→ Exercise objective:
Write out all of the lines below, exactly and completely.

→ Excerpted records:
+ + + +
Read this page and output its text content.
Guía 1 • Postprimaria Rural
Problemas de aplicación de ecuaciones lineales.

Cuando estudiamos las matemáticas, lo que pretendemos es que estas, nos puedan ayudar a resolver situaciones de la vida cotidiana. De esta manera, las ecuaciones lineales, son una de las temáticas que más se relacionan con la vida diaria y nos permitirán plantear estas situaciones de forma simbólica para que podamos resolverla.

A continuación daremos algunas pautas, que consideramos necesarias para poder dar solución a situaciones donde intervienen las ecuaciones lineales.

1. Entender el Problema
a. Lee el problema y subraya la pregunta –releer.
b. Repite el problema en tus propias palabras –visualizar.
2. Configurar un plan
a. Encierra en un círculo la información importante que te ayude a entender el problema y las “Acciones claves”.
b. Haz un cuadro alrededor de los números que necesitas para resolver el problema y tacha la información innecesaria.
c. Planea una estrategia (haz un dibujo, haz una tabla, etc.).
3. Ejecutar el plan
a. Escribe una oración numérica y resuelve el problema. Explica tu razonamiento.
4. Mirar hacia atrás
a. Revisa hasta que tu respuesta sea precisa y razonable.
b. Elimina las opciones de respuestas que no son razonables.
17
+ + + +
→ Response:
Read this page and output its text content.
Guía 1 • Postprimaria Rural
Problemas de aplicación de ecuaciones lineales.

Cuando estudiamos las matemáticas, lo que pretendemos es que estas, nos puedan ayudar a resolver situaciones de la vida cotidiana. De esta manera, las ecuaciones lineales, son una de las temáticas que más se relacionan con la vida diaria y nos permitirán plantear estas situaciones de forma simbólica para que podamos resolverla.

A continuación daremos algunas pautas, que consideramos necesarias para poder dar solución a situaciones donde intervienen las ecuaciones lineales.

1. Entender el Problema
a. Lee el problema y subraya la pregunta –releer.
b. Repite el problema en tus propias palabras –visualizar.
2. Configurar un plan
a. Encierra en un círculo la información importante que te ayude a entender el problema y las “Acciones claves”.
b. Haz un cuadro alrededor de los números que necesitas para resolver el problema y tacha la información innecesaria.
c. Planea una estrategia (haz un dibujo, haz una tabla, etc.).
3. Ejecutar el plan
a. Escribe una oración numérica y resuelve el problema. Explica tu razonamiento.
4. Mirar hacia atrás
a. Revisa hasta que tu respuesta sea precisa y razonable.
b. Elimina las opciones de respuestas que no son razonables.
17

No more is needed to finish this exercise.